Activity: The material is to be repeated exactly, from first line to last.

Material supplied:
◆ ◆ ◆ ◆ ◆

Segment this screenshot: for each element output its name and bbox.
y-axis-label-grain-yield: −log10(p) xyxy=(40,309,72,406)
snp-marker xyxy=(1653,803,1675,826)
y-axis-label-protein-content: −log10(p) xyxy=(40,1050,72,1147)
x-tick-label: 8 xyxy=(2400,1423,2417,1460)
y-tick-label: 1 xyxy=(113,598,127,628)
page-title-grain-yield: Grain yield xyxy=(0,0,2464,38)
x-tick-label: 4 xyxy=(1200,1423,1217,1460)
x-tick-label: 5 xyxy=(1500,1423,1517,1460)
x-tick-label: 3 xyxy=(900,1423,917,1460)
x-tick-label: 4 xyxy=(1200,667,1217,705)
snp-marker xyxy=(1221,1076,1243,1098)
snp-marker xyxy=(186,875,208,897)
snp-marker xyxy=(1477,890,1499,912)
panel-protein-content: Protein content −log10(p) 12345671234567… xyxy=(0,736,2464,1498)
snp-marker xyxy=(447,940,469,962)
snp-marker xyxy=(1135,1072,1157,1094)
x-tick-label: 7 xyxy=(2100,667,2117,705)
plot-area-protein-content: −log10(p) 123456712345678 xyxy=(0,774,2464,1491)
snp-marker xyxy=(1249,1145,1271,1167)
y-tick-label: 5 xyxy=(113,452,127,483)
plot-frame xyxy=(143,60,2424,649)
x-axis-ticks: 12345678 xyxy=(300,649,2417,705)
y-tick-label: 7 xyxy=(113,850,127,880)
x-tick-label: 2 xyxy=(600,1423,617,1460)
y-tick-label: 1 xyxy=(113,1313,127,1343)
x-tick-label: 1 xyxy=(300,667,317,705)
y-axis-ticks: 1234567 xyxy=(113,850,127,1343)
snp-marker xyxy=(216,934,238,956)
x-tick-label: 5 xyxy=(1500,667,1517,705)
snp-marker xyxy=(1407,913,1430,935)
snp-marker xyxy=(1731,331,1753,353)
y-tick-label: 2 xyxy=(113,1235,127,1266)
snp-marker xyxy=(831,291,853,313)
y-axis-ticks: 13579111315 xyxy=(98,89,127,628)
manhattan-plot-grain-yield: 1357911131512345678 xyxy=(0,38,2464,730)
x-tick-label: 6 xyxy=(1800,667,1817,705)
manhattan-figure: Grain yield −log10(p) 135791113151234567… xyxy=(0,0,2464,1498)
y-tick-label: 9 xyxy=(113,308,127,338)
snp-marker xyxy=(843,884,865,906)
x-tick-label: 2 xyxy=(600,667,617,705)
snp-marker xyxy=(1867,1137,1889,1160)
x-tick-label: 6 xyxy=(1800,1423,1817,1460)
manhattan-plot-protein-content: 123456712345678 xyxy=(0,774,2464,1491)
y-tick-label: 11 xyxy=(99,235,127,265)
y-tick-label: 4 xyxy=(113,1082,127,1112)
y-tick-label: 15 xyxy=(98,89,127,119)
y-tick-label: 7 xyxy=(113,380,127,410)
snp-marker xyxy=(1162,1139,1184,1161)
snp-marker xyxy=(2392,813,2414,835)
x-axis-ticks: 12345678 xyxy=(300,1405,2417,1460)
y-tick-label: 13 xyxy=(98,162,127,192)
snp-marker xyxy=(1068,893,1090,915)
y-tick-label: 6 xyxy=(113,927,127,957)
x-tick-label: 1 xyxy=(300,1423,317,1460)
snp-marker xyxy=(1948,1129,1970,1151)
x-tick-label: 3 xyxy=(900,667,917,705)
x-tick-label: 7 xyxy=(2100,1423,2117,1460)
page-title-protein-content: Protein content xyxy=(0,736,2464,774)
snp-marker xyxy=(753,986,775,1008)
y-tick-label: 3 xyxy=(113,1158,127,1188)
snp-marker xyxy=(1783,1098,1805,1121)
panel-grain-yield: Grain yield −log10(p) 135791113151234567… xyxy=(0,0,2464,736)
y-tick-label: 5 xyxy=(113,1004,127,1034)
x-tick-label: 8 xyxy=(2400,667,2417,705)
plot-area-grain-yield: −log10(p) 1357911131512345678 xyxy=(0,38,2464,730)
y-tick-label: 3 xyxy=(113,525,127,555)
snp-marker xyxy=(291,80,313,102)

◆ ◆ ◆ ◆ ◆

Task solution:
Segment this screenshot: for each element output its name and bbox.
y-axis-label-grain-yield: −log10(p) xyxy=(40,309,72,406)
snp-marker xyxy=(1653,803,1675,826)
y-axis-label-protein-content: −log10(p) xyxy=(40,1050,72,1147)
x-tick-label: 8 xyxy=(2400,1423,2417,1460)
y-tick-label: 1 xyxy=(113,598,127,628)
page-title-grain-yield: Grain yield xyxy=(0,0,2464,38)
x-tick-label: 4 xyxy=(1200,1423,1217,1460)
x-tick-label: 5 xyxy=(1500,1423,1517,1460)
x-tick-label: 3 xyxy=(900,1423,917,1460)
x-tick-label: 4 xyxy=(1200,667,1217,705)
snp-marker xyxy=(1221,1076,1243,1098)
snp-marker xyxy=(186,875,208,897)
snp-marker xyxy=(1477,890,1499,912)
panel-protein-content: Protein content −log10(p) 12345671234567… xyxy=(0,736,2464,1498)
snp-marker xyxy=(447,940,469,962)
snp-marker xyxy=(1135,1072,1157,1094)
x-tick-label: 7 xyxy=(2100,667,2117,705)
plot-area-protein-content: −log10(p) 123456712345678 xyxy=(0,774,2464,1491)
snp-marker xyxy=(1249,1145,1271,1167)
y-tick-label: 5 xyxy=(113,452,127,483)
plot-frame xyxy=(143,60,2424,649)
x-axis-ticks: 12345678 xyxy=(300,649,2417,705)
y-tick-label: 7 xyxy=(113,850,127,880)
x-tick-label: 2 xyxy=(600,1423,617,1460)
y-tick-label: 1 xyxy=(113,1313,127,1343)
x-tick-label: 1 xyxy=(300,667,317,705)
y-axis-ticks: 1234567 xyxy=(113,850,127,1343)
snp-marker xyxy=(216,934,238,956)
x-tick-label: 5 xyxy=(1500,667,1517,705)
snp-marker xyxy=(1407,913,1430,935)
snp-marker xyxy=(1731,331,1753,353)
y-tick-label: 2 xyxy=(113,1235,127,1266)
snp-marker xyxy=(831,291,853,313)
y-axis-ticks: 13579111315 xyxy=(98,89,127,628)
manhattan-plot-grain-yield: 1357911131512345678 xyxy=(0,38,2464,730)
x-tick-label: 6 xyxy=(1800,667,1817,705)
manhattan-figure: Grain yield −log10(p) 135791113151234567… xyxy=(0,0,2464,1498)
y-tick-label: 9 xyxy=(113,308,127,338)
snp-marker xyxy=(843,884,865,906)
x-tick-label: 2 xyxy=(600,667,617,705)
snp-marker xyxy=(1867,1137,1889,1160)
x-tick-label: 6 xyxy=(1800,1423,1817,1460)
manhattan-plot-protein-content: 123456712345678 xyxy=(0,774,2464,1491)
y-tick-label: 11 xyxy=(99,235,127,265)
y-tick-label: 4 xyxy=(113,1082,127,1112)
y-tick-label: 15 xyxy=(98,89,127,119)
y-tick-label: 7 xyxy=(113,380,127,410)
snp-marker xyxy=(1162,1139,1184,1161)
snp-marker xyxy=(2392,813,2414,835)
x-axis-ticks: 12345678 xyxy=(300,1405,2417,1460)
y-tick-label: 13 xyxy=(98,162,127,192)
snp-marker xyxy=(1068,893,1090,915)
y-tick-label: 6 xyxy=(113,927,127,957)
x-tick-label: 1 xyxy=(300,1423,317,1460)
snp-marker xyxy=(1948,1129,1970,1151)
x-tick-label: 3 xyxy=(900,667,917,705)
x-tick-label: 7 xyxy=(2100,1423,2117,1460)
page-title-protein-content: Protein content xyxy=(0,736,2464,774)
snp-marker xyxy=(753,986,775,1008)
y-tick-label: 3 xyxy=(113,1158,127,1188)
snp-marker xyxy=(1783,1098,1805,1121)
panel-grain-yield: Grain yield −log10(p) 135791113151234567… xyxy=(0,0,2464,736)
y-tick-label: 5 xyxy=(113,1004,127,1034)
x-tick-label: 8 xyxy=(2400,667,2417,705)
plot-area-grain-yield: −log10(p) 1357911131512345678 xyxy=(0,38,2464,730)
y-tick-label: 3 xyxy=(113,525,127,555)
snp-marker xyxy=(291,80,313,102)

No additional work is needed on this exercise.